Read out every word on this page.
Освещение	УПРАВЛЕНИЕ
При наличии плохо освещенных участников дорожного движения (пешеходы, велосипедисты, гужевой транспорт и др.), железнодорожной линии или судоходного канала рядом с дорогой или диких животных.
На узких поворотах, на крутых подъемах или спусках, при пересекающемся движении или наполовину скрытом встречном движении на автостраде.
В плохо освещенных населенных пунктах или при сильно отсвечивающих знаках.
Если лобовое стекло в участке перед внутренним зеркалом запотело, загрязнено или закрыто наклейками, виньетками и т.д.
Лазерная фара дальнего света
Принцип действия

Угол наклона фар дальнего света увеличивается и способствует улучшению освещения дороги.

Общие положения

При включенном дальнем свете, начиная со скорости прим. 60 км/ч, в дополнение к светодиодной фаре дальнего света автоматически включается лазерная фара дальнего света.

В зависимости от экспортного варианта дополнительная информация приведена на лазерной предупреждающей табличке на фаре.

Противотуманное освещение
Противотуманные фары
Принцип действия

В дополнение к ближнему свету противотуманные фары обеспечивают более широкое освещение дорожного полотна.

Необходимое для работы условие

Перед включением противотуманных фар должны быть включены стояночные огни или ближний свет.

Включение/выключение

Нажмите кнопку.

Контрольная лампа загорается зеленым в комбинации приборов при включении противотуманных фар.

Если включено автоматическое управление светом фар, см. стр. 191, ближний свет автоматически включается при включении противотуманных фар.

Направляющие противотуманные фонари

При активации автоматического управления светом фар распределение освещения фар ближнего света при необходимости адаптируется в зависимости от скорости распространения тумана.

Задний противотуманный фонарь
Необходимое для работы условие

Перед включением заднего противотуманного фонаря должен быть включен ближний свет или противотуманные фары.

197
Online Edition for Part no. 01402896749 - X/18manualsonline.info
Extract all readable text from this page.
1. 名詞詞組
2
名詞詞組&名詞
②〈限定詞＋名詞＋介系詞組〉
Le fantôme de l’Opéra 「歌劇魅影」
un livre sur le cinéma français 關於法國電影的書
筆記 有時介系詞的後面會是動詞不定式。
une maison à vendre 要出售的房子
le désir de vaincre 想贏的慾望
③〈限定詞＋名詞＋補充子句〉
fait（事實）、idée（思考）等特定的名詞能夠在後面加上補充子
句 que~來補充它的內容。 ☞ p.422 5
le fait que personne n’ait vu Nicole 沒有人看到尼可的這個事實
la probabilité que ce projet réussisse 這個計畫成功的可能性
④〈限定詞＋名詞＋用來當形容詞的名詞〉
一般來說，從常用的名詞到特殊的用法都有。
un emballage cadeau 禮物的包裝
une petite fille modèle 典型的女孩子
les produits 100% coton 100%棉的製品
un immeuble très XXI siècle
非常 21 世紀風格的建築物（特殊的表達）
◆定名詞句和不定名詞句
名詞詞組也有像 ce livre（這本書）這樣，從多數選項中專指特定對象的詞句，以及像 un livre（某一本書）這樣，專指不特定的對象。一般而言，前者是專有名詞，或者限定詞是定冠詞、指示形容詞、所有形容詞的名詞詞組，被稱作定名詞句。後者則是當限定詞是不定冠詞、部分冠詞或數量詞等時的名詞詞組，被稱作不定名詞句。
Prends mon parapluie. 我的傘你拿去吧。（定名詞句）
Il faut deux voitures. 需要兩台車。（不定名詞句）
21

..........

**TASK REQUIREMENTS:**
Quote each line of the data above exactly as written.

**RESULT OF THIS EXERCISE:**
Read out every word on this page.
Освещение	УПРАВЛЕНИЕ
При наличии плохо освещенных участников дорожного движения (пешеходы, велосипедисты, гужевой транспорт и др.), железнодорожной линии или судоходного канала рядом с дорогой или диких животных.
На узких поворотах, на крутых подъемах или спусках, при пересекающемся движении или наполовину скрытом встречном движении на автостраде.
В плохо освещенных населенных пунктах или при сильно отсвечивающих знаках.
Если лобовое стекло в участке перед внутренним зеркалом запотело, загрязнено или закрыто наклейками, виньетками и т.д.
Лазерная фара дальнего света
Принцип действия

Угол наклона фар дальнего света увеличивается и способствует улучшению освещения дороги.

Общие положения

При включенном дальнем свете, начиная со скорости прим. 60 км/ч, в дополнение к светодиодной фаре дальнего света автоматически включается лазерная фара дальнего света.

В зависимости от экспортного варианта дополнительная информация приведена на лазерной предупреждающей табличке на фаре.

Противотуманное освещение
Противотуманные фары
Принцип действия

В дополнение к ближнему свету противотуманные фары обеспечивают более широкое освещение дорожного полотна.

Необходимое для работы условие

Перед включением противотуманных фар должны быть включены стояночные огни или ближний свет.

Включение/выключение

Нажмите кнопку.

Контрольная лампа загорается зеленым в комбинации приборов при включении противотуманных фар.

Если включено автоматическое управление светом фар, см. стр. 191, ближний свет автоматически включается при включении противотуманных фар.

Направляющие противотуманные фонари

При активации автоматического управления светом фар распределение освещения фар ближнего света при необходимости адаптируется в зависимости от скорости распространения тумана.

Задний противотуманный фонарь
Необходимое для работы условие

Перед включением заднего противотуманного фонаря должен быть включен ближний свет или противотуманные фары.

197
Online Edition for Part no. 01402896749 - X/18manualsonline.info
Extract all readable text from this page.
1. 名詞詞組
2
名詞詞組&名詞
②〈限定詞＋名詞＋介系詞組〉
Le fantôme de l’Opéra 「歌劇魅影」
un livre sur le cinéma français 關於法國電影的書
筆記 有時介系詞的後面會是動詞不定式。
une maison à vendre 要出售的房子
le désir de vaincre 想贏的慾望
③〈限定詞＋名詞＋補充子句〉
fait（事實）、idée（思考）等特定的名詞能夠在後面加上補充子
句 que~來補充它的內容。 ☞ p.422 5
le fait que personne n’ait vu Nicole 沒有人看到尼可的這個事實
la probabilité que ce projet réussisse 這個計畫成功的可能性
④〈限定詞＋名詞＋用來當形容詞的名詞〉
一般來說，從常用的名詞到特殊的用法都有。
un emballage cadeau 禮物的包裝
une petite fille modèle 典型的女孩子
les produits 100% coton 100%棉的製品
un immeuble très XXI siècle
非常 21 世紀風格的建築物（特殊的表達）
◆定名詞句和不定名詞句
名詞詞組也有像 ce livre（這本書）這樣，從多數選項中專指特定對象的詞句，以及像 un livre（某一本書）這樣，專指不特定的對象。一般而言，前者是專有名詞，或者限定詞是定冠詞、指示形容詞、所有形容詞的名詞詞組，被稱作定名詞句。後者則是當限定詞是不定冠詞、部分冠詞或數量詞等時的名詞詞組，被稱作不定名詞句。
Prends mon parapluie. 我的傘你拿去吧。（定名詞句）
Il faut deux voitures. 需要兩台車。（不定名詞句）
21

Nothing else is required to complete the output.